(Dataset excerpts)
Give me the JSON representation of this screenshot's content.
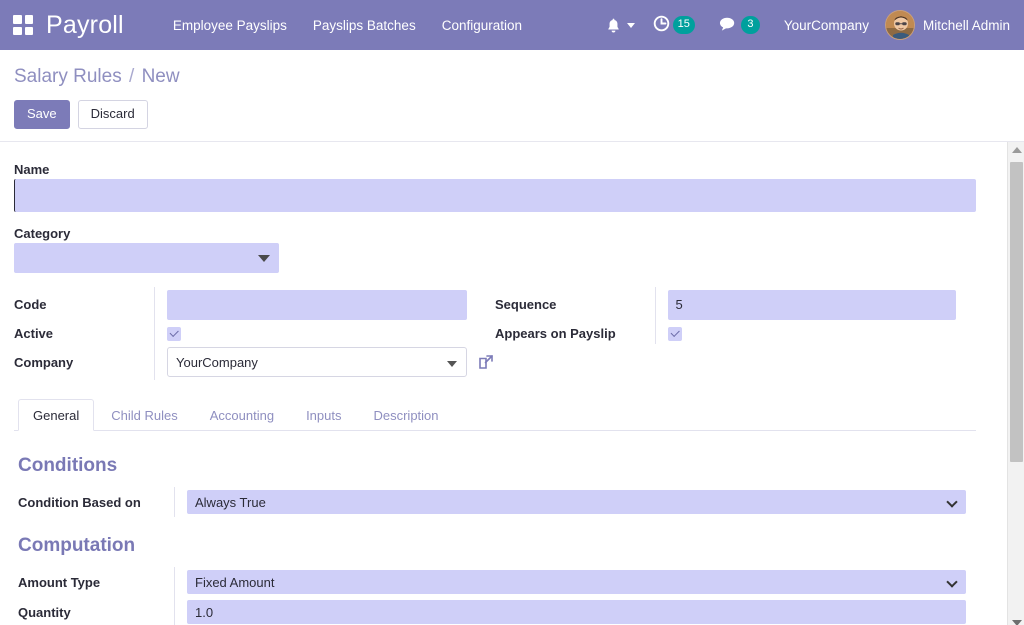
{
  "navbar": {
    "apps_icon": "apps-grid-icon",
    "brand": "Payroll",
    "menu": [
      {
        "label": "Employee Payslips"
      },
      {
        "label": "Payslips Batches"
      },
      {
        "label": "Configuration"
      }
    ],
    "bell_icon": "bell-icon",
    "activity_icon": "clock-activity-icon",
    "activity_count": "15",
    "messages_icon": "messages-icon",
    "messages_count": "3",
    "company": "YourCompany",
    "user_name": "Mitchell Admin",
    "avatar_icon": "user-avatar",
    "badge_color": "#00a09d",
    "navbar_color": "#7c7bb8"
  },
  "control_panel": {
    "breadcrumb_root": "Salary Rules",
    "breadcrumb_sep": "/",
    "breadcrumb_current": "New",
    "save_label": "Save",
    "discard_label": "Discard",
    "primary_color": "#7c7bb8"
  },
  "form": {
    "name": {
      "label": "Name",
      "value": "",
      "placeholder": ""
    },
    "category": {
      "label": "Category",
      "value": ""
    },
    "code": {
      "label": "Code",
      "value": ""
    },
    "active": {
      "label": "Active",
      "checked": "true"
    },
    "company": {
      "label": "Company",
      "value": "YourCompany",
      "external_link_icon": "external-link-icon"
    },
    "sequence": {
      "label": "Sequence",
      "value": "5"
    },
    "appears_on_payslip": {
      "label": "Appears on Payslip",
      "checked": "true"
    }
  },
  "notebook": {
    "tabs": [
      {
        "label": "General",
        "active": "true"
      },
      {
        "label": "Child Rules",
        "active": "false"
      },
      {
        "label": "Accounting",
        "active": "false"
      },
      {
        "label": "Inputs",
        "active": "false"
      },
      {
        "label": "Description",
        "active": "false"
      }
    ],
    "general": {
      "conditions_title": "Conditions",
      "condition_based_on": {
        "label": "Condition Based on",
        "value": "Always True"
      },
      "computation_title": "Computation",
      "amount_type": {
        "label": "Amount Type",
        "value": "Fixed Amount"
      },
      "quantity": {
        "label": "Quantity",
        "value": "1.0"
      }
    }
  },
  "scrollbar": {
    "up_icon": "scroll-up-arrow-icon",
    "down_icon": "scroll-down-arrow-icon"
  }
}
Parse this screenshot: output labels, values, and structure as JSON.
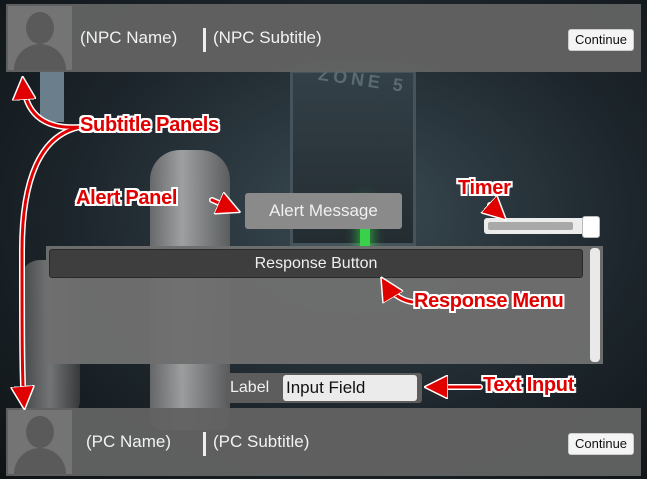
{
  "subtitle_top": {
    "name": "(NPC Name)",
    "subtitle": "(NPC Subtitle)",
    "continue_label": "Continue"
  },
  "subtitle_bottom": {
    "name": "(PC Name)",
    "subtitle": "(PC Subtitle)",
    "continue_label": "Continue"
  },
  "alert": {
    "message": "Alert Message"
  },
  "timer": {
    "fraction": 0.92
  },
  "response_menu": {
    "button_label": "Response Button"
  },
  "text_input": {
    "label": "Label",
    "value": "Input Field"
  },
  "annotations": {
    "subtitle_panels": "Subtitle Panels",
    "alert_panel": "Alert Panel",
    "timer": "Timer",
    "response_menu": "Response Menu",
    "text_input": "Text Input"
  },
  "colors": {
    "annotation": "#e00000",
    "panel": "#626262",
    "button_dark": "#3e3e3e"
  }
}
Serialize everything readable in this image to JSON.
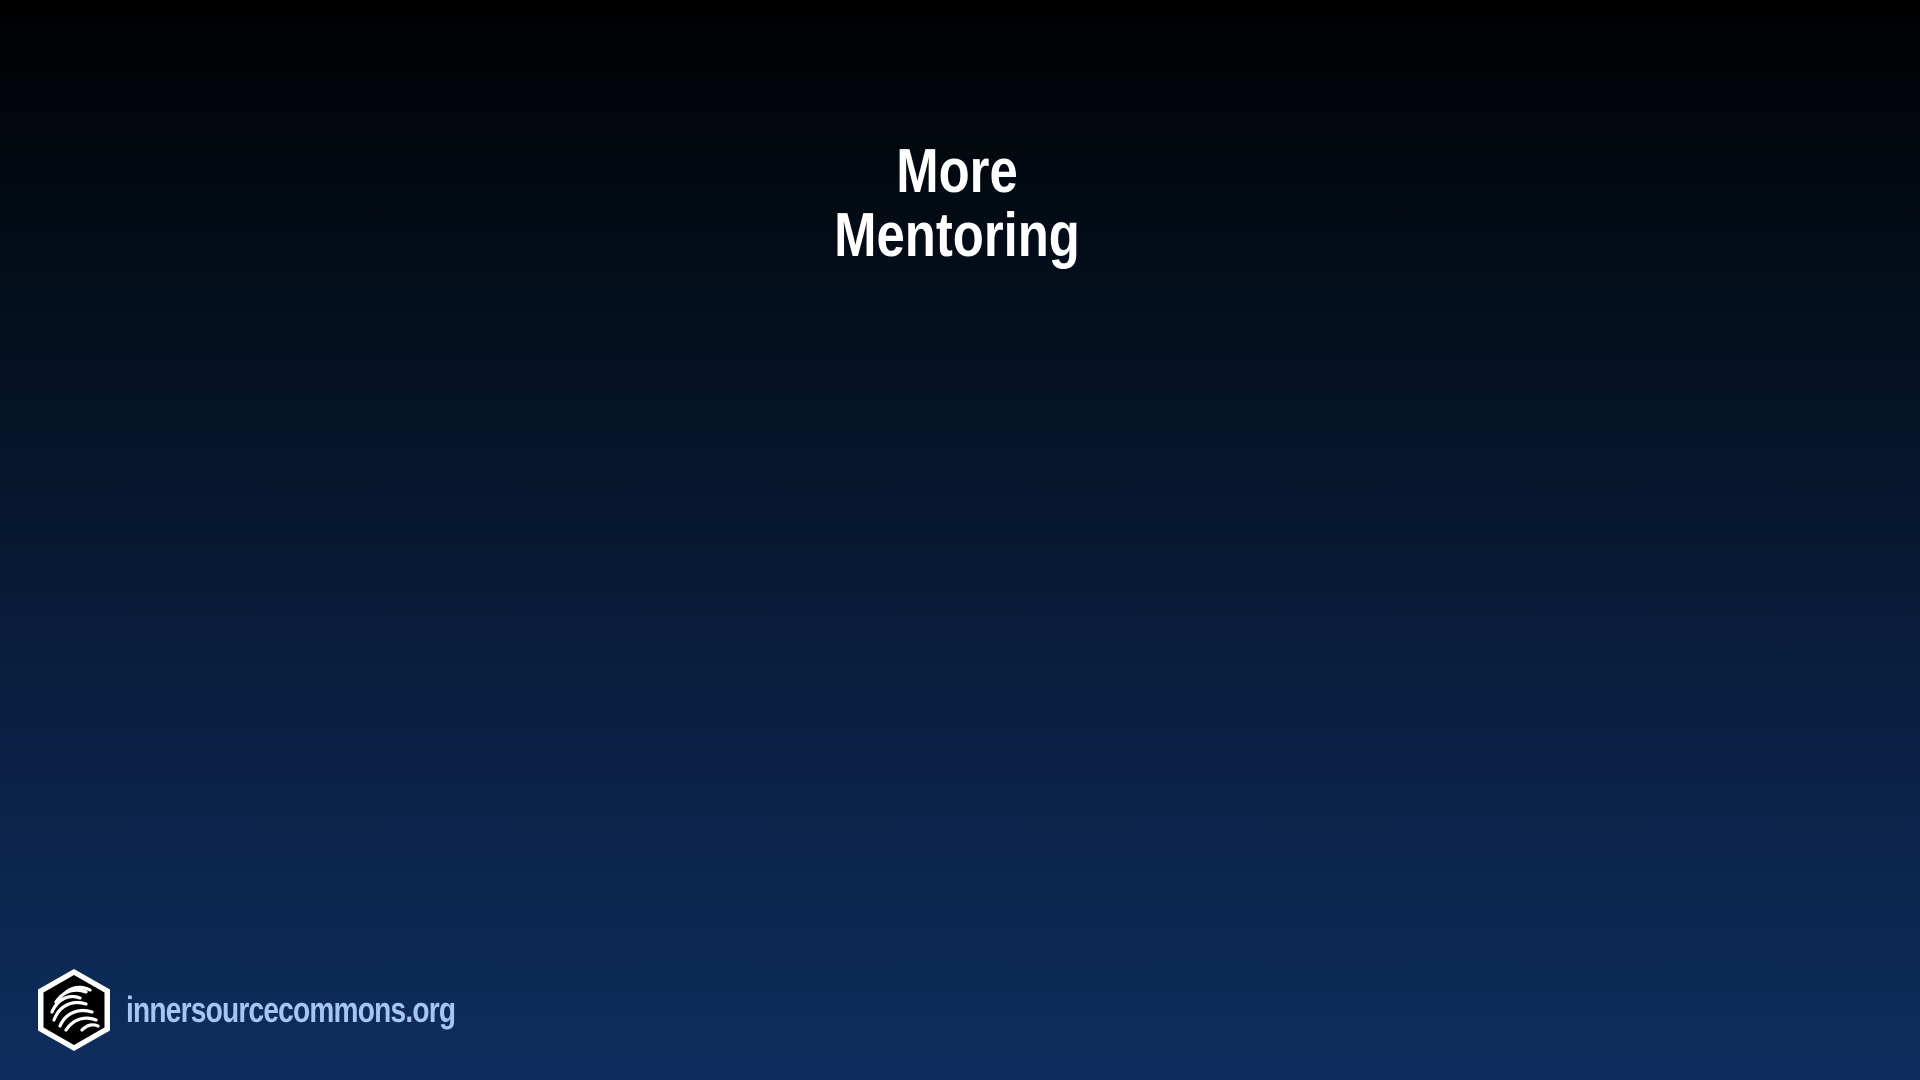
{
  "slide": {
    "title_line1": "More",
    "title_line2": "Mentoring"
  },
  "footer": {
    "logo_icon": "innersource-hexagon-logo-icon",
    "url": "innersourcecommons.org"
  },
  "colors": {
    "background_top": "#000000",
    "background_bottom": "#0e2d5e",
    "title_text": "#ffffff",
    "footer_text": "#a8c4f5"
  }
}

§ **WHAT IS ASKED**
Transcribe the listing in full. Omit the pictures and keep every line exact.

§ **OUTPUT FOR THIS TASK**
Give me the JSON representation of this screenshot's content.
{
  "navbar": {
    "apps_icon": "apps-grid-icon",
    "brand": "Payroll",
    "menu": [
      {
        "label": "Employee Payslips"
      },
      {
        "label": "Payslips Batches"
      },
      {
        "label": "Configuration"
      }
    ],
    "bell_icon": "bell-icon",
    "activity_icon": "clock-activity-icon",
    "activity_count": "15",
    "messages_icon": "messages-icon",
    "messages_count": "3",
    "company": "YourCompany",
    "user_name": "Mitchell Admin",
    "avatar_icon": "user-avatar",
    "badge_color": "#00a09d",
    "navbar_color": "#7c7bb8"
  },
  "control_panel": {
    "breadcrumb_root": "Salary Rules",
    "breadcrumb_sep": "/",
    "breadcrumb_current": "New",
    "save_label": "Save",
    "discard_label": "Discard",
    "primary_color": "#7c7bb8"
  },
  "form": {
    "name": {
      "label": "Name",
      "value": "",
      "placeholder": ""
    },
    "category": {
      "label": "Category",
      "value": ""
    },
    "code": {
      "label": "Code",
      "value": ""
    },
    "active": {
      "label": "Active",
      "checked": "true"
    },
    "company": {
      "label": "Company",
      "value": "YourCompany",
      "external_link_icon": "external-link-icon"
    },
    "sequence": {
      "label": "Sequence",
      "value": "5"
    },
    "appears_on_payslip": {
      "label": "Appears on Payslip",
      "checked": "true"
    }
  },
  "notebook": {
    "tabs": [
      {
        "label": "General",
        "active": "true"
      },
      {
        "label": "Child Rules",
        "active": "false"
      },
      {
        "label": "Accounting",
        "active": "false"
      },
      {
        "label": "Inputs",
        "active": "false"
      },
      {
        "label": "Description",
        "active": "false"
      }
    ],
    "general": {
      "conditions_title": "Conditions",
      "condition_based_on": {
        "label": "Condition Based on",
        "value": "Always True"
      },
      "computation_title": "Computation",
      "amount_type": {
        "label": "Amount Type",
        "value": "Fixed Amount"
      },
      "quantity": {
        "label": "Quantity",
        "value": "1.0"
      }
    }
  },
  "scrollbar": {
    "up_icon": "scroll-up-arrow-icon",
    "down_icon": "scroll-down-arrow-icon"
  }
}
Parse this screenshot: output labels, values, and structure as JSON.
{
  "subtitle_top": {
    "name": "(NPC Name)",
    "subtitle": "(NPC Subtitle)",
    "continue_label": "Continue"
  },
  "subtitle_bottom": {
    "name": "(PC Name)",
    "subtitle": "(PC Subtitle)",
    "continue_label": "Continue"
  },
  "alert": {
    "message": "Alert Message"
  },
  "timer": {
    "fraction": 0.92
  },
  "response_menu": {
    "button_label": "Response Button"
  },
  "text_input": {
    "label": "Label",
    "value": "Input Field"
  },
  "annotations": {
    "subtitle_panels": "Subtitle Panels",
    "alert_panel": "Alert Panel",
    "timer": "Timer",
    "response_menu": "Response Menu",
    "text_input": "Text Input"
  },
  "colors": {
    "annotation": "#e00000",
    "panel": "#626262",
    "button_dark": "#3e3e3e"
  }
}
Serialize everything readable in this image to JSON.
{
  "slide": {
    "title_line1": "More",
    "title_line2": "Mentoring"
  },
  "footer": {
    "logo_icon": "innersource-hexagon-logo-icon",
    "url": "innersourcecommons.org"
  },
  "colors": {
    "background_top": "#000000",
    "background_bottom": "#0e2d5e",
    "title_text": "#ffffff",
    "footer_text": "#a8c4f5"
  }
}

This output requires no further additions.